(Data excerpts)
#####

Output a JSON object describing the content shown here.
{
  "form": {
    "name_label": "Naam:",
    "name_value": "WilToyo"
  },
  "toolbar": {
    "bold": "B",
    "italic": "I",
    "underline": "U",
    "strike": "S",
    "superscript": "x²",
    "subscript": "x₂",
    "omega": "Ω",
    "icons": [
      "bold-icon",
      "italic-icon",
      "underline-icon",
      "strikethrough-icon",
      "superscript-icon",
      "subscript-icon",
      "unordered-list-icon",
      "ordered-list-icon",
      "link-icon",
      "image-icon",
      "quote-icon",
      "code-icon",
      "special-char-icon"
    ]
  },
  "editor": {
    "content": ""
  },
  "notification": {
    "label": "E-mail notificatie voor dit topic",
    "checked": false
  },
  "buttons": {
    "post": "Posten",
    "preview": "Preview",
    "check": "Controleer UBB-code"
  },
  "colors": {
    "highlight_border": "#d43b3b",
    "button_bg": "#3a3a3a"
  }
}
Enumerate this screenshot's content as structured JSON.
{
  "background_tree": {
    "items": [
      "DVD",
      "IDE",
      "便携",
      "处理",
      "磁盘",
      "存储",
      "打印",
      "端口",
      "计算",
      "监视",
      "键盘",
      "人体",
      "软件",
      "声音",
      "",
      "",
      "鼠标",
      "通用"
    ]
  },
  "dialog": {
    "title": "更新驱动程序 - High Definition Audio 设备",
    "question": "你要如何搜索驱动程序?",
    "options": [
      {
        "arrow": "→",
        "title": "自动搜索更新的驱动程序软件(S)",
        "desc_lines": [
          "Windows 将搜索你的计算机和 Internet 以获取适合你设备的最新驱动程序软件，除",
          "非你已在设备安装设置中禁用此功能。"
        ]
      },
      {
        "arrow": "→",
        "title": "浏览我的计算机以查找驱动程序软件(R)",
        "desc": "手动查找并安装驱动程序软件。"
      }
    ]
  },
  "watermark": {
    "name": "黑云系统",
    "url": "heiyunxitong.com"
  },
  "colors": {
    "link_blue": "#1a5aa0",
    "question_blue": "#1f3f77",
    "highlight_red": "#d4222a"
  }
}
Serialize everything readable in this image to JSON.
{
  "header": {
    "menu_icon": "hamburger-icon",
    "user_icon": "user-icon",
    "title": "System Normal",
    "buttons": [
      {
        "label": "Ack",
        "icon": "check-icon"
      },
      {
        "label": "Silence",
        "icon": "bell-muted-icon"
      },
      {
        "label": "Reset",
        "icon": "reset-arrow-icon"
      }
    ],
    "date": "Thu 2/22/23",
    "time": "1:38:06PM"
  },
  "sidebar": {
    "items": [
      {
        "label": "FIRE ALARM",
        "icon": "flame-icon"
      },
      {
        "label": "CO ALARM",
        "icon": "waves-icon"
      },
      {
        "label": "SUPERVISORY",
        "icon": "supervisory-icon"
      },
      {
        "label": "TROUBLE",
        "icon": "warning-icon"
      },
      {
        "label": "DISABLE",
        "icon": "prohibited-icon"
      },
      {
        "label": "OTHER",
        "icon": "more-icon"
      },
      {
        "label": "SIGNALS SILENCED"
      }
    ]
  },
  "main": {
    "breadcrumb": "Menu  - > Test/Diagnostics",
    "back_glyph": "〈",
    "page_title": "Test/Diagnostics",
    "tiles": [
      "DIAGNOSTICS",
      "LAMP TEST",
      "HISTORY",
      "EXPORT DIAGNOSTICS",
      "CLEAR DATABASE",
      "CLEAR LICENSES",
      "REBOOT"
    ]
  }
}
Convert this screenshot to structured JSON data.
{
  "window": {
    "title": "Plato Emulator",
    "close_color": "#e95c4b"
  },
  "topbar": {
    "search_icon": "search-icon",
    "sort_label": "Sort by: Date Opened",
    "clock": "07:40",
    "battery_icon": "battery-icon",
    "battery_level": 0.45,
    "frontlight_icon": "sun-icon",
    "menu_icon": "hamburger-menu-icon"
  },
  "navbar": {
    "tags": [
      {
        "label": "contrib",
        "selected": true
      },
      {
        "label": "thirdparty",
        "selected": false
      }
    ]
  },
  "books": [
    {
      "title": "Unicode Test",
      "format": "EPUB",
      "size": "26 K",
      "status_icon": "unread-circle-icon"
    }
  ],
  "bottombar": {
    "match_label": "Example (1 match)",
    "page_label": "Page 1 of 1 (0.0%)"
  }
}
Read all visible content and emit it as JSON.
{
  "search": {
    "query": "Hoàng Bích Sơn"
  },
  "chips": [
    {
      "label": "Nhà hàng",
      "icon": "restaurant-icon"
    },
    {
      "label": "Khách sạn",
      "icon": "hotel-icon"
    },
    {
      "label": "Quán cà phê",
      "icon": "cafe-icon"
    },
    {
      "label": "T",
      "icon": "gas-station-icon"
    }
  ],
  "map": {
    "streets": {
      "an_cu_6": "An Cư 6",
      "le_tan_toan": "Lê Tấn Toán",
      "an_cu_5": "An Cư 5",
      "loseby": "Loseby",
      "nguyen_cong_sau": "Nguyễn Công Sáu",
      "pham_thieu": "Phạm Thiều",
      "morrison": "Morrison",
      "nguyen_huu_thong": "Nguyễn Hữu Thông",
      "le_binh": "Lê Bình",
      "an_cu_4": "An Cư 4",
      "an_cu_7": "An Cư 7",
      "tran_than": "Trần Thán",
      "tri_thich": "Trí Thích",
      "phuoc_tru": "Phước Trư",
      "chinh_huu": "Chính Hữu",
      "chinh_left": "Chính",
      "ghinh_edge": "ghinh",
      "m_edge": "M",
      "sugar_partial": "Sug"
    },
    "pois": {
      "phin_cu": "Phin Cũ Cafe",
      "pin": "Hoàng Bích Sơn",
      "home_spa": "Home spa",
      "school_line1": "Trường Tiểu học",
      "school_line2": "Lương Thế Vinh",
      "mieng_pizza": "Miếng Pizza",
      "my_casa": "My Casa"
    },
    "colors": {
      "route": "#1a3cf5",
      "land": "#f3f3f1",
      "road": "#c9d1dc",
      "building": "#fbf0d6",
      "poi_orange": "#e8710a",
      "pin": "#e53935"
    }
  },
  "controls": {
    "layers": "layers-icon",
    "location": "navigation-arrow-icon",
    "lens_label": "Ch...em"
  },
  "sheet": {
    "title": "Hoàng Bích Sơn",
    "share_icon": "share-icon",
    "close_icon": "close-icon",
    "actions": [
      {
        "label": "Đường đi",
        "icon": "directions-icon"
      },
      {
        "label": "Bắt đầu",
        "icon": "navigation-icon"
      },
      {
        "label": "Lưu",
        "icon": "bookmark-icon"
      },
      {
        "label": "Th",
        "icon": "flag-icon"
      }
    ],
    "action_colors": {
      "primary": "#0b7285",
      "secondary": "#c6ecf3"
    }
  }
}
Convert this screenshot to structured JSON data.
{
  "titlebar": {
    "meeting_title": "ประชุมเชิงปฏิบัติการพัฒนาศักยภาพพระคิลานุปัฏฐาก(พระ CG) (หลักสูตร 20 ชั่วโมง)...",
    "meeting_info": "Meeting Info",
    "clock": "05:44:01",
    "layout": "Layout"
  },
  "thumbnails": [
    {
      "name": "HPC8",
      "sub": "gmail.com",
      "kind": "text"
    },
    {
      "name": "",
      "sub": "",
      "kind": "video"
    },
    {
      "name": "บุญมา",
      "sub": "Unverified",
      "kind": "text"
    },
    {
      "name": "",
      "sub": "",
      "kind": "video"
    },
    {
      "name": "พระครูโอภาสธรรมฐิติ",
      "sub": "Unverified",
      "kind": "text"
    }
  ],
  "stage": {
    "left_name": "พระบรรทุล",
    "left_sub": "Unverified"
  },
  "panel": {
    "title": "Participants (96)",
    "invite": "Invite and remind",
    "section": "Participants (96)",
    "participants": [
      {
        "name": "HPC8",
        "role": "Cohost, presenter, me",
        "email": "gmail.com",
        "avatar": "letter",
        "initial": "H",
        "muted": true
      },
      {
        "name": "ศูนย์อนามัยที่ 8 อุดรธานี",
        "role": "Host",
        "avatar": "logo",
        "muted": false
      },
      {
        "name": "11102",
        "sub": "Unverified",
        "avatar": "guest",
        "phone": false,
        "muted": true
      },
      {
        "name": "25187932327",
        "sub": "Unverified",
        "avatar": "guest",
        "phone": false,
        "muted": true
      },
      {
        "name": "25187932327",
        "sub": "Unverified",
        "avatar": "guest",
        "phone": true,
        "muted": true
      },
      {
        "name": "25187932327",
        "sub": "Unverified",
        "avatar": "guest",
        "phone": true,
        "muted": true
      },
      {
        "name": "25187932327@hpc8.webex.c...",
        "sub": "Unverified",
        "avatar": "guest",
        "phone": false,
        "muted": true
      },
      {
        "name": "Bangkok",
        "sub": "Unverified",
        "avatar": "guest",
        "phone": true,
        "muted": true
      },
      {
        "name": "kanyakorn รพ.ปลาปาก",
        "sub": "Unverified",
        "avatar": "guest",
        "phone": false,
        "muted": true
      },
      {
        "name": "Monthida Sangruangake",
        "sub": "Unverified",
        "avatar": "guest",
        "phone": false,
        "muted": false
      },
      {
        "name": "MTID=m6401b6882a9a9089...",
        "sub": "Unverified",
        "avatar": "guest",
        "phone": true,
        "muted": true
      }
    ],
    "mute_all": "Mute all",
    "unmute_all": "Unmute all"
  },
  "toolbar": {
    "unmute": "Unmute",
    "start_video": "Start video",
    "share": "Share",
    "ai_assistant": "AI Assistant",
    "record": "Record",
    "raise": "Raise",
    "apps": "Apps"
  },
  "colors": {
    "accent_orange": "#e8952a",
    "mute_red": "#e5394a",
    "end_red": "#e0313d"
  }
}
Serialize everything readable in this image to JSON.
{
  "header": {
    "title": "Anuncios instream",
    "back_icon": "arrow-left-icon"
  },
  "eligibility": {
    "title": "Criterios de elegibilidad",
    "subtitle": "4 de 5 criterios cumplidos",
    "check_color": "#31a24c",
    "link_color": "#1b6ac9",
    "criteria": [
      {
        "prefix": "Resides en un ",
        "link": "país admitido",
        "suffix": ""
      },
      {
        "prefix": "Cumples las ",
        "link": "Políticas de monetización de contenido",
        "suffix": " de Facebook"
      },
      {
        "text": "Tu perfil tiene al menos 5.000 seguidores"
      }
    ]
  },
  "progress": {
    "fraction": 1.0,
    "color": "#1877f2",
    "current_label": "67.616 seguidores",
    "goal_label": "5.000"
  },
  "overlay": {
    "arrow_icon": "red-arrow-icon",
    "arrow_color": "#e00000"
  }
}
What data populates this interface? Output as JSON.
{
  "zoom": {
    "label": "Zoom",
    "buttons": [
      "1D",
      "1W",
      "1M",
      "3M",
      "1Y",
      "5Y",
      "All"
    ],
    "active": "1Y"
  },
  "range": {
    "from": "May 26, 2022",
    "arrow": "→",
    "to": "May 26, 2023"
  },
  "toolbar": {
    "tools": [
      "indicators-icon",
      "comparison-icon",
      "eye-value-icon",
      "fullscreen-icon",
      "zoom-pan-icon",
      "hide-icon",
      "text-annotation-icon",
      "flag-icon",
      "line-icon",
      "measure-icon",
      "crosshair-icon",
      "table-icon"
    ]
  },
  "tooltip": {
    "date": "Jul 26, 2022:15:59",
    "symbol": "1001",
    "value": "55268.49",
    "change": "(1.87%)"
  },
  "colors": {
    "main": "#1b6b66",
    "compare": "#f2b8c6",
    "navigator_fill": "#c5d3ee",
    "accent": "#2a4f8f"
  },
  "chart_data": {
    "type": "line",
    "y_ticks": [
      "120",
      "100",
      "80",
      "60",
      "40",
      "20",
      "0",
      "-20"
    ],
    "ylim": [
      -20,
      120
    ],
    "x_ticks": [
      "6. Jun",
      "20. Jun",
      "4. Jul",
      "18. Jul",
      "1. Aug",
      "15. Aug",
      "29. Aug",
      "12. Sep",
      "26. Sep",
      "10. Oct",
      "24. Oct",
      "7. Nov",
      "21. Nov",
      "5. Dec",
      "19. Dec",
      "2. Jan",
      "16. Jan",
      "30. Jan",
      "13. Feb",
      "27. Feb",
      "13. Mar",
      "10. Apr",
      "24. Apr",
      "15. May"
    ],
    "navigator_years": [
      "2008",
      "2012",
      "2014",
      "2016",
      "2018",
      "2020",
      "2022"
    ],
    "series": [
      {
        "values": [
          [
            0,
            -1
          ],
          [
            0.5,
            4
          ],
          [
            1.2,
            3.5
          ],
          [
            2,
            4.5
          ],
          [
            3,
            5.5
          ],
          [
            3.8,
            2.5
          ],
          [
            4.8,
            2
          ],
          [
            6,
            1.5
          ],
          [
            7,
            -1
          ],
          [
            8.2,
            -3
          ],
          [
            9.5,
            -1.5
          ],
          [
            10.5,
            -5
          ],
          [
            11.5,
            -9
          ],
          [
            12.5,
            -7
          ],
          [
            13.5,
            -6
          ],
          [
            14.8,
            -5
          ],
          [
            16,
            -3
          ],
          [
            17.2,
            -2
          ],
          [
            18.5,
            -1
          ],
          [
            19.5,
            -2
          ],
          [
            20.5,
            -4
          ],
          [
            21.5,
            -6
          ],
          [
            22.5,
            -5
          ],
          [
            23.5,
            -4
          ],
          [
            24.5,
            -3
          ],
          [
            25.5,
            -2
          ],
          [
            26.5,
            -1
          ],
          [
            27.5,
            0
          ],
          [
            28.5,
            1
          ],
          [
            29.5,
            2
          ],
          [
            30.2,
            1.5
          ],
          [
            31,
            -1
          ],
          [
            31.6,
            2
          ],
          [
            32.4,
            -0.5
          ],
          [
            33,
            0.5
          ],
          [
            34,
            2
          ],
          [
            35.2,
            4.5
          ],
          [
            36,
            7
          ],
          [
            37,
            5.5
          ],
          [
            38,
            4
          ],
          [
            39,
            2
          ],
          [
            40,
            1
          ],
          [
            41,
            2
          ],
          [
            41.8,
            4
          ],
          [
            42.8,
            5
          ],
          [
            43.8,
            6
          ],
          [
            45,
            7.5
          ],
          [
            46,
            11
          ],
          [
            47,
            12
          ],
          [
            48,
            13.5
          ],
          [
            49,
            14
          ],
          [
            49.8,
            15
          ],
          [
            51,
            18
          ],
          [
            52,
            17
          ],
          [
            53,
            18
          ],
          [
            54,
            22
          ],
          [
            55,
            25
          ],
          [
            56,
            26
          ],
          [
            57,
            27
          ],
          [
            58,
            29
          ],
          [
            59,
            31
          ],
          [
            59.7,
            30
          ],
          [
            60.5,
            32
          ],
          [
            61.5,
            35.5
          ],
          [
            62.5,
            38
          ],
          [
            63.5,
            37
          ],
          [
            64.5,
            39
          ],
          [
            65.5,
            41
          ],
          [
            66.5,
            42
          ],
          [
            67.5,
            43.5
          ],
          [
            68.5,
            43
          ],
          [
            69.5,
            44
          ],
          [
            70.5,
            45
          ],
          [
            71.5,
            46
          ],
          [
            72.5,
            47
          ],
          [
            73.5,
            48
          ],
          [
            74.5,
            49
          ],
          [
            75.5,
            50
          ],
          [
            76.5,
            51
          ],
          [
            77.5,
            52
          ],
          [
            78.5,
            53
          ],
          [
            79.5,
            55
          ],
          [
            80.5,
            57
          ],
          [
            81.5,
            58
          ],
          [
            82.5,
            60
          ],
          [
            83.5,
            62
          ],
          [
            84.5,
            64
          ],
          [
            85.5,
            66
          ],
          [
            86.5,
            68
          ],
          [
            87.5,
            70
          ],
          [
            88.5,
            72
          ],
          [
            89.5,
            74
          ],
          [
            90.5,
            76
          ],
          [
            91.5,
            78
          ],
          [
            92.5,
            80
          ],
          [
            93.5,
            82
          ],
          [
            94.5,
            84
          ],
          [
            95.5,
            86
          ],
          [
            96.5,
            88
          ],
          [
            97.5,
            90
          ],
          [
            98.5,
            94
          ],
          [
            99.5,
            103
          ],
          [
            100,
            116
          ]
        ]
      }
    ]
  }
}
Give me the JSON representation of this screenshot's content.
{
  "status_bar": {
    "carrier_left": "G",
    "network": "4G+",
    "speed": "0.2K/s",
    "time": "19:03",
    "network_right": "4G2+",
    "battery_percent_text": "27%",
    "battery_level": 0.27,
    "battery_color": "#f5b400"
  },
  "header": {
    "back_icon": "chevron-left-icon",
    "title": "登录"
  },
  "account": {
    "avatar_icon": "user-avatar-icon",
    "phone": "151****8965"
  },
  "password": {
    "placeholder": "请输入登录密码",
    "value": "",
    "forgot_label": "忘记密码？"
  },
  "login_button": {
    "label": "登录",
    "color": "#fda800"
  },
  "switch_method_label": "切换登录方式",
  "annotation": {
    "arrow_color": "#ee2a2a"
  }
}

#####

#### What to work on
Give back exactly the lines from the line holding "Give me the" through the last line of the listing, including both.

#### Answer to the problem
Give me the JSON representation of this screenshot's content.
{
  "status_bar": {
    "carrier_left": "G",
    "network": "4G+",
    "speed": "0.2K/s",
    "time": "19:03",
    "network_right": "4G2+",
    "battery_percent_text": "27%",
    "battery_level": 0.27,
    "battery_color": "#f5b400"
  },
  "header": {
    "back_icon": "chevron-left-icon",
    "title": "登录"
  },
  "account": {
    "avatar_icon": "user-avatar-icon",
    "phone": "151****8965"
  },
  "password": {
    "placeholder": "请输入登录密码",
    "value": "",
    "forgot_label": "忘记密码？"
  },
  "login_button": {
    "label": "登录",
    "color": "#fda800"
  },
  "switch_method_label": "切换登录方式",
  "annotation": {
    "arrow_color": "#ee2a2a"
  }
}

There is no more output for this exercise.